EXERCISE: Print the data exactly, leaving nothing out.

SUPPLIED DATA:
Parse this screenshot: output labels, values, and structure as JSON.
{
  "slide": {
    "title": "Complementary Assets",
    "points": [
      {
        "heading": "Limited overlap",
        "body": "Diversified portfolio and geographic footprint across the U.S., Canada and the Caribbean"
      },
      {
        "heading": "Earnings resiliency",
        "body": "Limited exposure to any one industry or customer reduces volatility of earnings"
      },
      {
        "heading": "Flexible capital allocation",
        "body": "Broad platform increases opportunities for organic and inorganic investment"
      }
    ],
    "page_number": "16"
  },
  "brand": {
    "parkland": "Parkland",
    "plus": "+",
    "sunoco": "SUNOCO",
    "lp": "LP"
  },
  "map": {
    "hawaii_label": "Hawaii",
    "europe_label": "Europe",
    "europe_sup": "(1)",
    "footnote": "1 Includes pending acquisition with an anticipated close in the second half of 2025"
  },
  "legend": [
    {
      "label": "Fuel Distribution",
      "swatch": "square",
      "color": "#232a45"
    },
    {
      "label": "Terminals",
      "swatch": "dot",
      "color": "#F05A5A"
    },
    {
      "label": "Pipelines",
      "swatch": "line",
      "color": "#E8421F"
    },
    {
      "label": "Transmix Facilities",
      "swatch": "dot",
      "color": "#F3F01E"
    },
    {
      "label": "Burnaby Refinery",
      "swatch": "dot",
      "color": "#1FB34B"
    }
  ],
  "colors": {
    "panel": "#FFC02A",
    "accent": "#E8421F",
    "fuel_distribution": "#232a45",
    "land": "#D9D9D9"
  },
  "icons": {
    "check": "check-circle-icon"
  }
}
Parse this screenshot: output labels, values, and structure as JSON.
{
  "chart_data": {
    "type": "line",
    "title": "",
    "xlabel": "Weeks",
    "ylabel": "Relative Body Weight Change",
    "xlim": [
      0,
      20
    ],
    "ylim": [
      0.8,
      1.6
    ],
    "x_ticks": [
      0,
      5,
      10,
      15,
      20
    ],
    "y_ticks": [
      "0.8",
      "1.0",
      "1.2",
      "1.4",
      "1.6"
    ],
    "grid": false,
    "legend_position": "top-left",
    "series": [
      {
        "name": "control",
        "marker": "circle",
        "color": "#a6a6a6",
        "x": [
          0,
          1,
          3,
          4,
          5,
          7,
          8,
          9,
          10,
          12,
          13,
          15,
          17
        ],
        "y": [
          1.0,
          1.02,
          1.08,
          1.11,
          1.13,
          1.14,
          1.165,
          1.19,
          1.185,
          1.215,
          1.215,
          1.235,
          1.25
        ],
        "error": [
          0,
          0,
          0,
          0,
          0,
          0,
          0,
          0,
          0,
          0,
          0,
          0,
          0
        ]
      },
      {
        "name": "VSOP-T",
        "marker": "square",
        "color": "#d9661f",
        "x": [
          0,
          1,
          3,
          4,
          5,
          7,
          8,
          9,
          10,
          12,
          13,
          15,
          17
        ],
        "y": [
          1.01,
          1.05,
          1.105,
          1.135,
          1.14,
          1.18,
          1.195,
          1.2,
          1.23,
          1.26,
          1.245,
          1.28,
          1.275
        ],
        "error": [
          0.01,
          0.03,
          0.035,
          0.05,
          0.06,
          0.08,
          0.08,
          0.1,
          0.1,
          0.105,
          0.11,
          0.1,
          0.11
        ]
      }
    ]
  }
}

REPLY:
Parse this screenshot: output labels, values, and structure as JSON.
{
  "slide": {
    "title": "Complementary Assets",
    "points": [
      {
        "heading": "Limited overlap",
        "body": "Diversified portfolio and geographic footprint across the U.S., Canada and the Caribbean"
      },
      {
        "heading": "Earnings resiliency",
        "body": "Limited exposure to any one industry or customer reduces volatility of earnings"
      },
      {
        "heading": "Flexible capital allocation",
        "body": "Broad platform increases opportunities for organic and inorganic investment"
      }
    ],
    "page_number": "16"
  },
  "brand": {
    "parkland": "Parkland",
    "plus": "+",
    "sunoco": "SUNOCO",
    "lp": "LP"
  },
  "map": {
    "hawaii_label": "Hawaii",
    "europe_label": "Europe",
    "europe_sup": "(1)",
    "footnote": "1 Includes pending acquisition with an anticipated close in the second half of 2025"
  },
  "legend": [
    {
      "label": "Fuel Distribution",
      "swatch": "square",
      "color": "#232a45"
    },
    {
      "label": "Terminals",
      "swatch": "dot",
      "color": "#F05A5A"
    },
    {
      "label": "Pipelines",
      "swatch": "line",
      "color": "#E8421F"
    },
    {
      "label": "Transmix Facilities",
      "swatch": "dot",
      "color": "#F3F01E"
    },
    {
      "label": "Burnaby Refinery",
      "swatch": "dot",
      "color": "#1FB34B"
    }
  ],
  "colors": {
    "panel": "#FFC02A",
    "accent": "#E8421F",
    "fuel_distribution": "#232a45",
    "land": "#D9D9D9"
  },
  "icons": {
    "check": "check-circle-icon"
  }
}
Parse this screenshot: output labels, values, and structure as JSON.
{
  "chart_data": {
    "type": "line",
    "title": "",
    "xlabel": "Weeks",
    "ylabel": "Relative Body Weight Change",
    "xlim": [
      0,
      20
    ],
    "ylim": [
      0.8,
      1.6
    ],
    "x_ticks": [
      0,
      5,
      10,
      15,
      20
    ],
    "y_ticks": [
      "0.8",
      "1.0",
      "1.2",
      "1.4",
      "1.6"
    ],
    "grid": false,
    "legend_position": "top-left",
    "series": [
      {
        "name": "control",
        "marker": "circle",
        "color": "#a6a6a6",
        "x": [
          0,
          1,
          3,
          4,
          5,
          7,
          8,
          9,
          10,
          12,
          13,
          15,
          17
        ],
        "y": [
          1.0,
          1.02,
          1.08,
          1.11,
          1.13,
          1.14,
          1.165,
          1.19,
          1.185,
          1.215,
          1.215,
          1.235,
          1.25
        ],
        "error": [
          0,
          0,
          0,
          0,
          0,
          0,
          0,
          0,
          0,
          0,
          0,
          0,
          0
        ]
      },
      {
        "name": "VSOP-T",
        "marker": "square",
        "color": "#d9661f",
        "x": [
          0,
          1,
          3,
          4,
          5,
          7,
          8,
          9,
          10,
          12,
          13,
          15,
          17
        ],
        "y": [
          1.01,
          1.05,
          1.105,
          1.135,
          1.14,
          1.18,
          1.195,
          1.2,
          1.23,
          1.26,
          1.245,
          1.28,
          1.275
        ],
        "error": [
          0.01,
          0.03,
          0.035,
          0.05,
          0.06,
          0.08,
          0.08,
          0.1,
          0.1,
          0.105,
          0.11,
          0.1,
          0.11
        ]
      }
    ]
  }
}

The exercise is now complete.